**What is needed:** Output each entry that follows exactly. Images stay out.
--- Begin Records shown ---
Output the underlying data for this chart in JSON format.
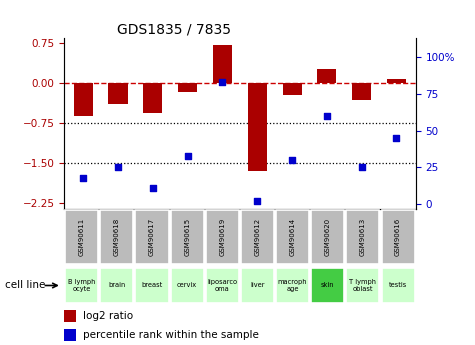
{
  "title": "GDS1835 / 7835",
  "samples": [
    "GSM90611",
    "GSM90618",
    "GSM90617",
    "GSM90615",
    "GSM90619",
    "GSM90612",
    "GSM90614",
    "GSM90620",
    "GSM90613",
    "GSM90616"
  ],
  "cell_lines": [
    "B lymph\nocyte",
    "brain",
    "breast",
    "cervix",
    "liposarco\noma",
    "liver",
    "macroph\nage",
    "skin",
    "T lymph\noblast",
    "testis"
  ],
  "cell_line_colors": [
    "#ccffcc",
    "#ccffcc",
    "#ccffcc",
    "#ccffcc",
    "#ccffcc",
    "#ccffcc",
    "#ccffcc",
    "#44cc44",
    "#ccffcc",
    "#ccffcc"
  ],
  "log2_ratio": [
    -0.62,
    -0.38,
    -0.55,
    -0.17,
    0.72,
    -1.65,
    -0.22,
    0.27,
    -0.32,
    0.08
  ],
  "percentile_rank": [
    18,
    25,
    11,
    33,
    83,
    2,
    30,
    60,
    25,
    45
  ],
  "ylim_left": [
    -2.35,
    0.85
  ],
  "ylim_right": [
    -3.33,
    113.33
  ],
  "yticks_left": [
    0.75,
    0,
    -0.75,
    -1.5,
    -2.25
  ],
  "yticks_right": [
    100,
    75,
    50,
    25,
    0
  ],
  "bar_color": "#aa0000",
  "dot_color": "#0000cc",
  "hline_zero_color": "#cc0000",
  "bg_color": "#ffffff",
  "sample_box_color": "#bbbbbb",
  "legend_bar_label": "log2 ratio",
  "legend_dot_label": "percentile rank within the sample",
  "cell_line_label": "cell line"
}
--- End Records shown ---
**Exercise response:**
Output the underlying data for this chart in JSON format.
{
  "title": "GDS1835 / 7835",
  "samples": [
    "GSM90611",
    "GSM90618",
    "GSM90617",
    "GSM90615",
    "GSM90619",
    "GSM90612",
    "GSM90614",
    "GSM90620",
    "GSM90613",
    "GSM90616"
  ],
  "cell_lines": [
    "B lymph\nocyte",
    "brain",
    "breast",
    "cervix",
    "liposarco\noma",
    "liver",
    "macroph\nage",
    "skin",
    "T lymph\noblast",
    "testis"
  ],
  "cell_line_colors": [
    "#ccffcc",
    "#ccffcc",
    "#ccffcc",
    "#ccffcc",
    "#ccffcc",
    "#ccffcc",
    "#ccffcc",
    "#44cc44",
    "#ccffcc",
    "#ccffcc"
  ],
  "log2_ratio": [
    -0.62,
    -0.38,
    -0.55,
    -0.17,
    0.72,
    -1.65,
    -0.22,
    0.27,
    -0.32,
    0.08
  ],
  "percentile_rank": [
    18,
    25,
    11,
    33,
    83,
    2,
    30,
    60,
    25,
    45
  ],
  "ylim_left": [
    -2.35,
    0.85
  ],
  "ylim_right": [
    -3.33,
    113.33
  ],
  "yticks_left": [
    0.75,
    0,
    -0.75,
    -1.5,
    -2.25
  ],
  "yticks_right": [
    100,
    75,
    50,
    25,
    0
  ],
  "bar_color": "#aa0000",
  "dot_color": "#0000cc",
  "hline_zero_color": "#cc0000",
  "bg_color": "#ffffff",
  "sample_box_color": "#bbbbbb",
  "legend_bar_label": "log2 ratio",
  "legend_dot_label": "percentile rank within the sample",
  "cell_line_label": "cell line"
}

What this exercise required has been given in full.